[START OF Provided data]
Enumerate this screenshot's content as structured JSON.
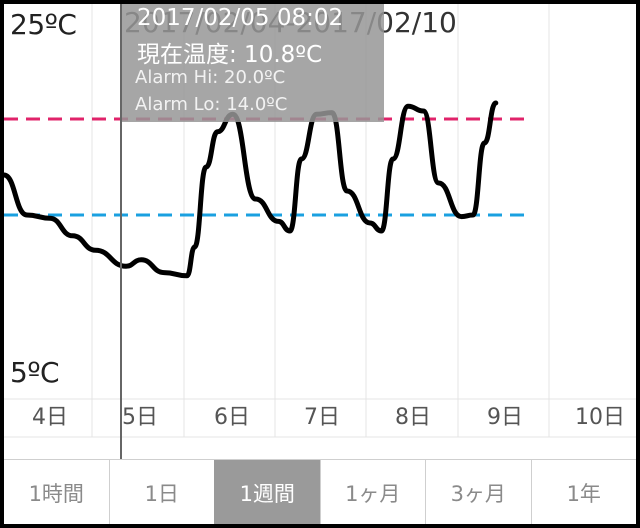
{
  "chart": {
    "range_title": "2017/02/04-2017/02/10",
    "y_max_label": "25ºC",
    "y_min_label": "5ºC",
    "alarm_hi_color": "#e0236a",
    "alarm_lo_color": "#1aa0e0",
    "line_color": "#000000"
  },
  "tooltip": {
    "datetime": "2017/02/05 08:02",
    "current_temp": "現在温度: 10.8ºC",
    "alarm_hi": "Alarm Hi: 20.0ºC",
    "alarm_lo": "Alarm Lo: 14.0ºC"
  },
  "days": [
    "4日",
    "5日",
    "6日",
    "7日",
    "8日",
    "9日",
    "10日"
  ],
  "tabs": [
    {
      "label": "1時間",
      "active": false
    },
    {
      "label": "1日",
      "active": false
    },
    {
      "label": "1週間",
      "active": true
    },
    {
      "label": "1ヶ月",
      "active": false
    },
    {
      "label": "3ヶ月",
      "active": false
    },
    {
      "label": "1年",
      "active": false
    }
  ],
  "chart_data": {
    "type": "line",
    "ylim": [
      5,
      25
    ],
    "alarm_hi": 20.0,
    "alarm_lo": 14.0,
    "series": [
      {
        "x": [
          "2017/02/04 00:00",
          "2017/02/04 06:00",
          "2017/02/04 12:00",
          "2017/02/04 18:00",
          "2017/02/05 00:00",
          "2017/02/05 08:00",
          "2017/02/05 12:00",
          "2017/02/05 18:00",
          "2017/02/06 00:00",
          "2017/02/06 02:00",
          "2017/02/06 05:00",
          "2017/02/06 08:00",
          "2017/02/06 12:00",
          "2017/02/06 18:00",
          "2017/02/07 00:00",
          "2017/02/07 03:00",
          "2017/02/07 06:00",
          "2017/02/07 10:00",
          "2017/02/07 14:00",
          "2017/02/07 18:00",
          "2017/02/08 00:00",
          "2017/02/08 03:00",
          "2017/02/08 06:00",
          "2017/02/08 10:00",
          "2017/02/08 14:00",
          "2017/02/08 18:00",
          "2017/02/09 00:00",
          "2017/02/09 03:00",
          "2017/02/09 06:00",
          "2017/02/09 09:00"
        ],
        "values": [
          16.5,
          14.0,
          13.8,
          12.7,
          11.8,
          10.8,
          11.2,
          10.4,
          10.2,
          12.0,
          17.0,
          19.2,
          20.3,
          15.0,
          13.6,
          13.0,
          17.5,
          20.3,
          20.4,
          15.5,
          13.5,
          13.0,
          17.5,
          20.8,
          20.5,
          16.0,
          13.9,
          14.0,
          18.5,
          21.0
        ]
      }
    ]
  }
}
[END OF Provided data]
▶ _Stated task_
Copy out each line word for word, please, skipping the images.

▶ _Problem solution_
Enumerate this screenshot's content as structured JSON.
{
  "chart": {
    "range_title": "2017/02/04-2017/02/10",
    "y_max_label": "25ºC",
    "y_min_label": "5ºC",
    "alarm_hi_color": "#e0236a",
    "alarm_lo_color": "#1aa0e0",
    "line_color": "#000000"
  },
  "tooltip": {
    "datetime": "2017/02/05 08:02",
    "current_temp": "現在温度: 10.8ºC",
    "alarm_hi": "Alarm Hi: 20.0ºC",
    "alarm_lo": "Alarm Lo: 14.0ºC"
  },
  "days": [
    "4日",
    "5日",
    "6日",
    "7日",
    "8日",
    "9日",
    "10日"
  ],
  "tabs": [
    {
      "label": "1時間",
      "active": false
    },
    {
      "label": "1日",
      "active": false
    },
    {
      "label": "1週間",
      "active": true
    },
    {
      "label": "1ヶ月",
      "active": false
    },
    {
      "label": "3ヶ月",
      "active": false
    },
    {
      "label": "1年",
      "active": false
    }
  ],
  "chart_data": {
    "type": "line",
    "ylim": [
      5,
      25
    ],
    "alarm_hi": 20.0,
    "alarm_lo": 14.0,
    "series": [
      {
        "x": [
          "2017/02/04 00:00",
          "2017/02/04 06:00",
          "2017/02/04 12:00",
          "2017/02/04 18:00",
          "2017/02/05 00:00",
          "2017/02/05 08:00",
          "2017/02/05 12:00",
          "2017/02/05 18:00",
          "2017/02/06 00:00",
          "2017/02/06 02:00",
          "2017/02/06 05:00",
          "2017/02/06 08:00",
          "2017/02/06 12:00",
          "2017/02/06 18:00",
          "2017/02/07 00:00",
          "2017/02/07 03:00",
          "2017/02/07 06:00",
          "2017/02/07 10:00",
          "2017/02/07 14:00",
          "2017/02/07 18:00",
          "2017/02/08 00:00",
          "2017/02/08 03:00",
          "2017/02/08 06:00",
          "2017/02/08 10:00",
          "2017/02/08 14:00",
          "2017/02/08 18:00",
          "2017/02/09 00:00",
          "2017/02/09 03:00",
          "2017/02/09 06:00",
          "2017/02/09 09:00"
        ],
        "values": [
          16.5,
          14.0,
          13.8,
          12.7,
          11.8,
          10.8,
          11.2,
          10.4,
          10.2,
          12.0,
          17.0,
          19.2,
          20.3,
          15.0,
          13.6,
          13.0,
          17.5,
          20.3,
          20.4,
          15.5,
          13.5,
          13.0,
          17.5,
          20.8,
          20.5,
          16.0,
          13.9,
          14.0,
          18.5,
          21.0
        ]
      }
    ]
  }
}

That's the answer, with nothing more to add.